### GIVEN PROBLEM:
Look for "structured" in each line of the entries, and return the matching lines.

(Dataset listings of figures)

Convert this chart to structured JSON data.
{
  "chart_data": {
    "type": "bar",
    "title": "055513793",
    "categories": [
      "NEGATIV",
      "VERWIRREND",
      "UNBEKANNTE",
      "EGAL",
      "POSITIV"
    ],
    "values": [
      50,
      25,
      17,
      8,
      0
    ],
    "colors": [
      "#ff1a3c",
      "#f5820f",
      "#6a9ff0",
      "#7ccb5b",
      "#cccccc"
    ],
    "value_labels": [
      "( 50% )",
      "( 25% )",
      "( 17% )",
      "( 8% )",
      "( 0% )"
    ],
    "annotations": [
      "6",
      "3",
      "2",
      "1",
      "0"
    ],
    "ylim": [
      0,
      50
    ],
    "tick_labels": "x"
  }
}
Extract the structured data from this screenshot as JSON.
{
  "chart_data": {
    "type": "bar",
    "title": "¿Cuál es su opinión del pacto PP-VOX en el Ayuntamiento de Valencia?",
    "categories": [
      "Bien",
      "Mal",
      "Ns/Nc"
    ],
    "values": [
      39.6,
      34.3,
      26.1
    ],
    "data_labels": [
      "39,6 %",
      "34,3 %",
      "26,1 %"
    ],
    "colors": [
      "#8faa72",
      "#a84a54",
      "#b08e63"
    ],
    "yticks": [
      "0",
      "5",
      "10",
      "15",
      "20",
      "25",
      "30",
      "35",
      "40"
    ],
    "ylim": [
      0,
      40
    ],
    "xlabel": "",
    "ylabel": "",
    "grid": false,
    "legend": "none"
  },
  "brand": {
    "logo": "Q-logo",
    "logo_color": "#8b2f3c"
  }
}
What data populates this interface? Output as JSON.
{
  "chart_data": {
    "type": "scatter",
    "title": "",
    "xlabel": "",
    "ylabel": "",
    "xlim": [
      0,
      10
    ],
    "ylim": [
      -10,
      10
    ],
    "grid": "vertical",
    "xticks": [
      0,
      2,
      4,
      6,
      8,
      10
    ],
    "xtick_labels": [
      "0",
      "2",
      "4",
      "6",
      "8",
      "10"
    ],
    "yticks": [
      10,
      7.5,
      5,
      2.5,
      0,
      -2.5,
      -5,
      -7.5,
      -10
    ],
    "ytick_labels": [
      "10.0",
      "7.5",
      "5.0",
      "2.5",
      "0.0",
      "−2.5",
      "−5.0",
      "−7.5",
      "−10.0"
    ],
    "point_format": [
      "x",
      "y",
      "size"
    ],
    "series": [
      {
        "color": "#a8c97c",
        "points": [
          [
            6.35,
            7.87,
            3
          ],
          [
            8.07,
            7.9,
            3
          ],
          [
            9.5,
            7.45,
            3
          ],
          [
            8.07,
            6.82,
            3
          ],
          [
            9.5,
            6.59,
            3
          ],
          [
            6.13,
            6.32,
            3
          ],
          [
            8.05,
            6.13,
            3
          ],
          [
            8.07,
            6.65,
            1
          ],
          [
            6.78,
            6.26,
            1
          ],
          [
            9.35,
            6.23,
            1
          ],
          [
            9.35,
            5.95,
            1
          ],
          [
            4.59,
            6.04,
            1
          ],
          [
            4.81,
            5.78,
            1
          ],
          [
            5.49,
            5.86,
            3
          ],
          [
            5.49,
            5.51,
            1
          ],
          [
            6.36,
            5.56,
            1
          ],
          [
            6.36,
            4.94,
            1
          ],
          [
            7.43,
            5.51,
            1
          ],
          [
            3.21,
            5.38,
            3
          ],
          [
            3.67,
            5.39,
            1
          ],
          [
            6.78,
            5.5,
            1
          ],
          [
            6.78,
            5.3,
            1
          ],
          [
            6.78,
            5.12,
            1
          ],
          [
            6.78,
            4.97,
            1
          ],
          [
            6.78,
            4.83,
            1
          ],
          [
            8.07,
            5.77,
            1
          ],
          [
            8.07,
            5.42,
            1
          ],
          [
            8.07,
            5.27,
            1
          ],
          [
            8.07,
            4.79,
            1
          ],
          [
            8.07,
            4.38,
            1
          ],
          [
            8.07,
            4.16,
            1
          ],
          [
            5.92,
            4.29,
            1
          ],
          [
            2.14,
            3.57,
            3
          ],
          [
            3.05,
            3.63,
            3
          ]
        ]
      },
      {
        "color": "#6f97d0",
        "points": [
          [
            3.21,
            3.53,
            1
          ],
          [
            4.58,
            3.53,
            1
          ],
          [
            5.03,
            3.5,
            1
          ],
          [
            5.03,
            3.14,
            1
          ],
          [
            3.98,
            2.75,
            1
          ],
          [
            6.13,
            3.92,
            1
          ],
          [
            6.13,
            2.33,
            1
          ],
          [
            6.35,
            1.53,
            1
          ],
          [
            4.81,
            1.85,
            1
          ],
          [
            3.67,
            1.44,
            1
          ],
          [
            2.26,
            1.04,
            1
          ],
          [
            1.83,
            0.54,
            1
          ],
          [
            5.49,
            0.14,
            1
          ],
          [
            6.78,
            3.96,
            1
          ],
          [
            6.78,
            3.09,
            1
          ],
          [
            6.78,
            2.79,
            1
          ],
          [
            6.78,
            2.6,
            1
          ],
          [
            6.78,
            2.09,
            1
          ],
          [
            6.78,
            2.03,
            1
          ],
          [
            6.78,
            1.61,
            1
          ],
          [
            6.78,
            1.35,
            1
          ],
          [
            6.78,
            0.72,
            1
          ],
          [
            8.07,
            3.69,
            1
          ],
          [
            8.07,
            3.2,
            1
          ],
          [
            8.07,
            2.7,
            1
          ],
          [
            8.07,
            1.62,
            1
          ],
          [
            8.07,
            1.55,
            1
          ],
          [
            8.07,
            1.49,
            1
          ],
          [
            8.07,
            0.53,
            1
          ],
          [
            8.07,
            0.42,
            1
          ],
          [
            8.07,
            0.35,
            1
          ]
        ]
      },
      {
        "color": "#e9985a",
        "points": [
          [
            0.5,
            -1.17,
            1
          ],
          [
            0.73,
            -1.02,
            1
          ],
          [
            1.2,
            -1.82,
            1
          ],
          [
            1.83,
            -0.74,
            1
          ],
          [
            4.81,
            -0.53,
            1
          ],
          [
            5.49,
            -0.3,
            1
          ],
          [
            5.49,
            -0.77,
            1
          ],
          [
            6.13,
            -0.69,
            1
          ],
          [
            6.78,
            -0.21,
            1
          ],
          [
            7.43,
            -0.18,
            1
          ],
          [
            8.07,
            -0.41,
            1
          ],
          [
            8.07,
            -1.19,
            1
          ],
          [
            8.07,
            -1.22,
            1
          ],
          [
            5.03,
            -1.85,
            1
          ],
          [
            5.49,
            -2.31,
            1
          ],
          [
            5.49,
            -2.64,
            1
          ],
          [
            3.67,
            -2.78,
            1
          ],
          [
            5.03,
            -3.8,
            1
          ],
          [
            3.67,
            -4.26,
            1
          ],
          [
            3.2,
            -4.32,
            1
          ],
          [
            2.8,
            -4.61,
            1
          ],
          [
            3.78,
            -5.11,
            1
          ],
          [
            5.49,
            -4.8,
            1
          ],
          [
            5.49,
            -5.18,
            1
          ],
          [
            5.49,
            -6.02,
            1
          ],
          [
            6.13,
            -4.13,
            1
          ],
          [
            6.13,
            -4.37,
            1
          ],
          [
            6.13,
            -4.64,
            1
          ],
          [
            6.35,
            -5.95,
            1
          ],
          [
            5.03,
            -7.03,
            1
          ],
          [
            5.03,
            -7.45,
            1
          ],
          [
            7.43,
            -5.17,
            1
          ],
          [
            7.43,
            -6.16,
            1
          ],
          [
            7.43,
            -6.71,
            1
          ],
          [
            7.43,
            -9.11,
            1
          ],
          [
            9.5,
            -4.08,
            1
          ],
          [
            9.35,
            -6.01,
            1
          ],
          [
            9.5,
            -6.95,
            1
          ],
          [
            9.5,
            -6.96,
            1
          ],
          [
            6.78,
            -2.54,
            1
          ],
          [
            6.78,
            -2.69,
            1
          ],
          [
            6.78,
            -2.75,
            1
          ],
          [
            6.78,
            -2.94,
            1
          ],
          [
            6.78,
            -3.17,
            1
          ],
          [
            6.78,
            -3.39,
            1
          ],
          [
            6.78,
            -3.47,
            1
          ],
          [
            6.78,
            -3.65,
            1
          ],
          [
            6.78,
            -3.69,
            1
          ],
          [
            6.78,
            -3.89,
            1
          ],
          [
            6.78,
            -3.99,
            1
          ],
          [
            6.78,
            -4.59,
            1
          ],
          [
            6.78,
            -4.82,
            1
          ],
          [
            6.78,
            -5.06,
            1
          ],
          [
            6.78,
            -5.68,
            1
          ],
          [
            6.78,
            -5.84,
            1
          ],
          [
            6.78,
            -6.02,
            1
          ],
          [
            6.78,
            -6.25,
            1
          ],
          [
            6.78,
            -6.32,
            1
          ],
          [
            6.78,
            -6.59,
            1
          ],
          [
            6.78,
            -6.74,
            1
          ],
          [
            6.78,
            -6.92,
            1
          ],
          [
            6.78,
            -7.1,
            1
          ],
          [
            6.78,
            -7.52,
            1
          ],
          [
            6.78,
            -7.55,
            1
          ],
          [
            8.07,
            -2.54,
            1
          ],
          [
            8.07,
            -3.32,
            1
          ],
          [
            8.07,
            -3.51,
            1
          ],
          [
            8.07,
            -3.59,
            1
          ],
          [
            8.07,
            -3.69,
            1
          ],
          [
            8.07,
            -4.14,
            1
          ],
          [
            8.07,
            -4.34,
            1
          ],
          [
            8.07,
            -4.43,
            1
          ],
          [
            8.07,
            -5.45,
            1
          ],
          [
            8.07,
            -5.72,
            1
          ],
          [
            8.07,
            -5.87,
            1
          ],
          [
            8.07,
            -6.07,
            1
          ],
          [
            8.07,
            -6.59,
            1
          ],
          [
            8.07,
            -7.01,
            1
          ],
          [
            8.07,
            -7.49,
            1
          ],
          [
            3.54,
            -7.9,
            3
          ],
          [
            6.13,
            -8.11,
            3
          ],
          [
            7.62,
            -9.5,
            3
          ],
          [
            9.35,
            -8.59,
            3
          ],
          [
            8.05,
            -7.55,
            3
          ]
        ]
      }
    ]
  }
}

### TASK RESULT:
Convert this chart to structured JSON data.
Extract the structured data from this screenshot as JSON.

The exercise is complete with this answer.